• [Exercise requirements]
Pick out the lines below with "JSON" and list them.

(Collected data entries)
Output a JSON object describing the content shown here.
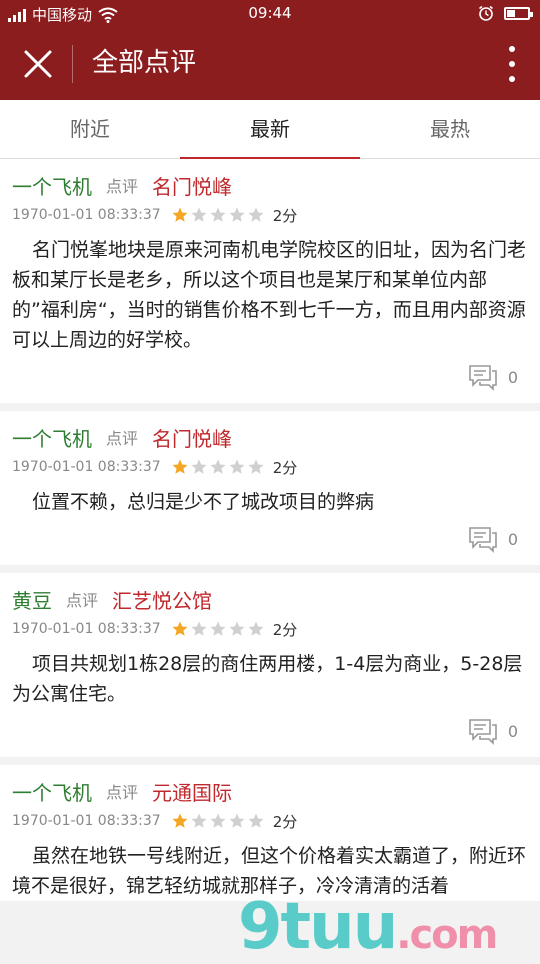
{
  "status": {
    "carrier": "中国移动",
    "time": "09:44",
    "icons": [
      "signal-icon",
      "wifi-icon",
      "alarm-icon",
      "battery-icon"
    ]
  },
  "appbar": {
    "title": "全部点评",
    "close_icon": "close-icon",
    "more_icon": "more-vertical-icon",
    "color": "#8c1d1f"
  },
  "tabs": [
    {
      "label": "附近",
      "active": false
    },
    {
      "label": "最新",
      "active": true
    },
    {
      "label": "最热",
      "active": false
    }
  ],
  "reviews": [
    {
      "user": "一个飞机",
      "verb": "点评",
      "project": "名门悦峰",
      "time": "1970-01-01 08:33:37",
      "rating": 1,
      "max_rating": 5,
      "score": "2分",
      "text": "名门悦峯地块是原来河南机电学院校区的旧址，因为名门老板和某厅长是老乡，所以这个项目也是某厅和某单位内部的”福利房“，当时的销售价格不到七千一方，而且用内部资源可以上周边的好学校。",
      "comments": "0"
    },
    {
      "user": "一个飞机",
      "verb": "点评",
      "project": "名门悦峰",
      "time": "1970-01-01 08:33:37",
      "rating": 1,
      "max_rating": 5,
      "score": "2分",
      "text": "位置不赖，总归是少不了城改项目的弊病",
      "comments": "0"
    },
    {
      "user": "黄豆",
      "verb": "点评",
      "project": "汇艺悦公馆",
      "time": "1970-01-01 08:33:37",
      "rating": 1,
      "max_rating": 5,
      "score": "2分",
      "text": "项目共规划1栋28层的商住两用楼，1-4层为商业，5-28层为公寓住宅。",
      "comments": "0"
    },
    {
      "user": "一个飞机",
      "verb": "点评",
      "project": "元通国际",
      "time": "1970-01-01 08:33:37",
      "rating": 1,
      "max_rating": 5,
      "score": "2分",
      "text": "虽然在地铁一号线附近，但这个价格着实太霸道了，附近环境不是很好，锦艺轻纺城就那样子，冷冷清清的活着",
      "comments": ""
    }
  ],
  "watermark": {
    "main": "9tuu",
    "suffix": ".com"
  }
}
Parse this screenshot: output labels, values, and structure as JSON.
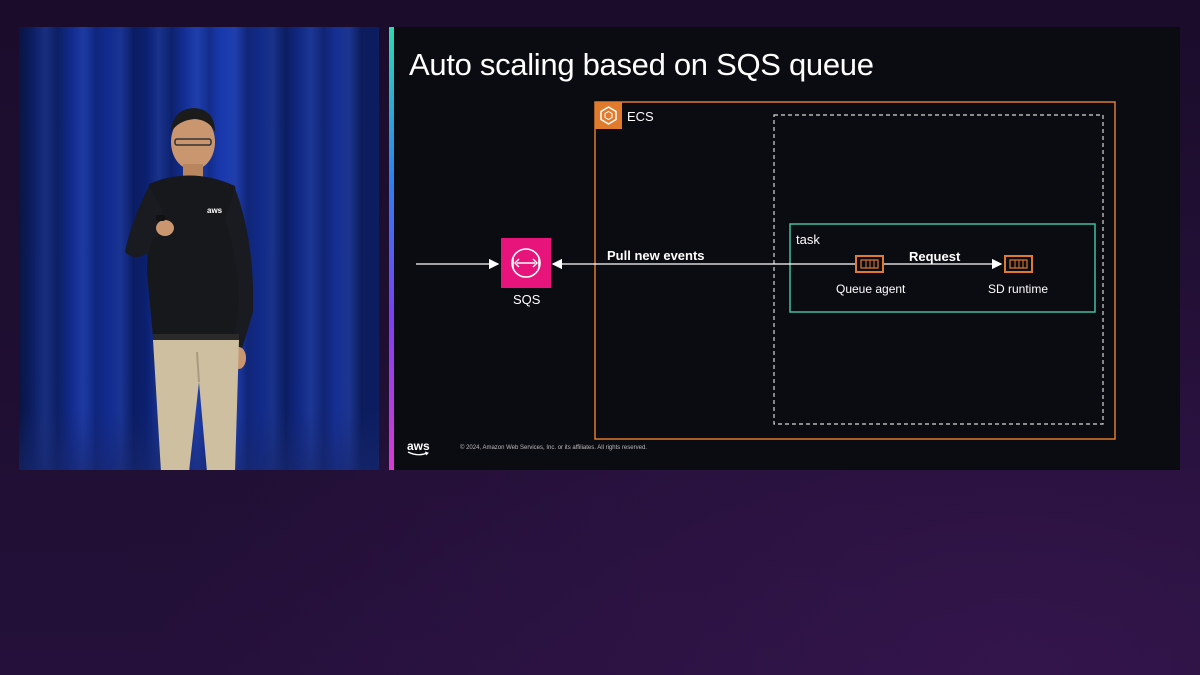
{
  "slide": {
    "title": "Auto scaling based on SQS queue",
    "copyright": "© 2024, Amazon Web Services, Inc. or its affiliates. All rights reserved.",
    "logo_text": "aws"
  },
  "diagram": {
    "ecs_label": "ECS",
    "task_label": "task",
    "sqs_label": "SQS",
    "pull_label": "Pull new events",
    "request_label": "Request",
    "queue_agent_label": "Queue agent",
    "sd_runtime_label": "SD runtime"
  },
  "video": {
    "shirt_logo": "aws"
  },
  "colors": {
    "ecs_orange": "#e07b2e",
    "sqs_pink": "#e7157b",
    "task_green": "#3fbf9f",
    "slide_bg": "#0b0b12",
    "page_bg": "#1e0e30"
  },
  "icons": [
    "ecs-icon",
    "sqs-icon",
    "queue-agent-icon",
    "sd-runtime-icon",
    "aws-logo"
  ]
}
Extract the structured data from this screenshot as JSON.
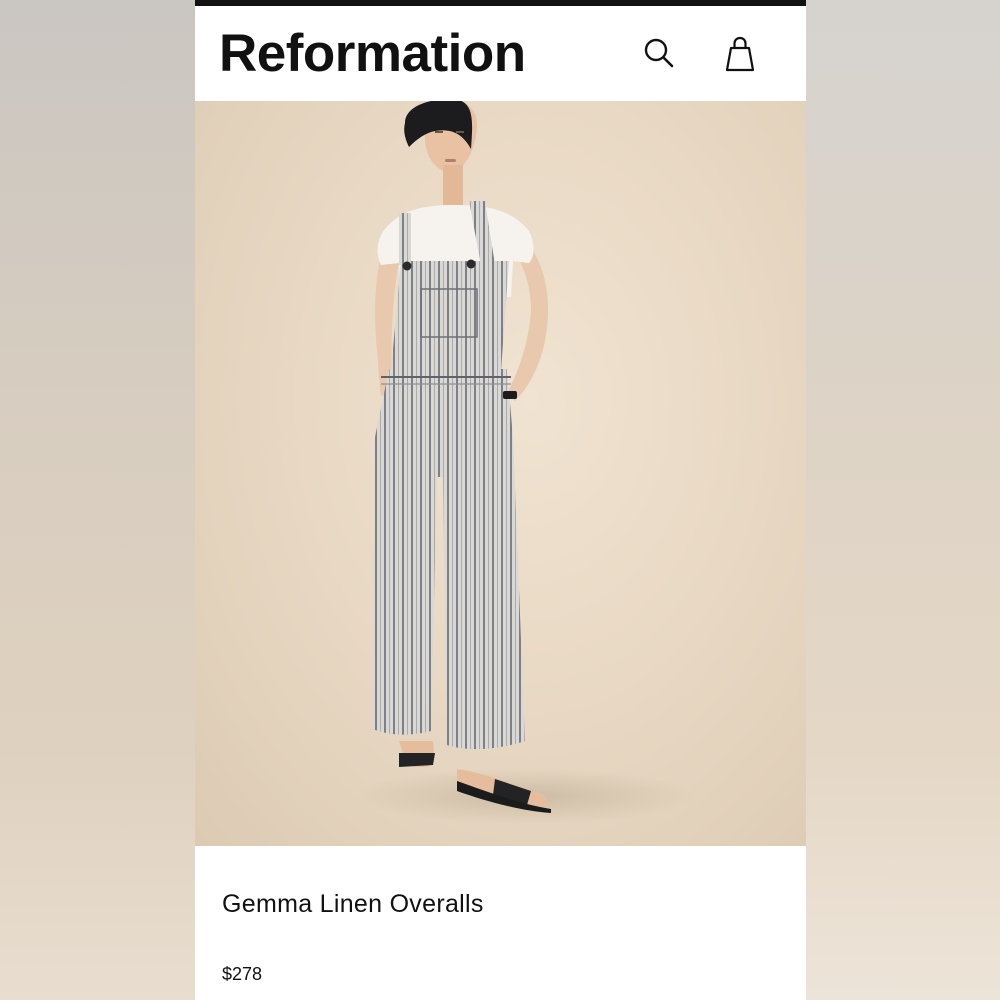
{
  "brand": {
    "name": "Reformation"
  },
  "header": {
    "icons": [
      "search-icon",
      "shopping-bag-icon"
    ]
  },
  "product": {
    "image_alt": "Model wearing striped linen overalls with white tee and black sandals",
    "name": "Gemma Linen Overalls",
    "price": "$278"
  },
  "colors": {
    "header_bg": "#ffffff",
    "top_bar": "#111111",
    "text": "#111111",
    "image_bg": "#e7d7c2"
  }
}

• [Solution for this exercise]
Output a JSON object describing the content shown here.
Parse this screenshot: output labels, values, and structure as JSON.
Extract the structured data from this screenshot as JSON.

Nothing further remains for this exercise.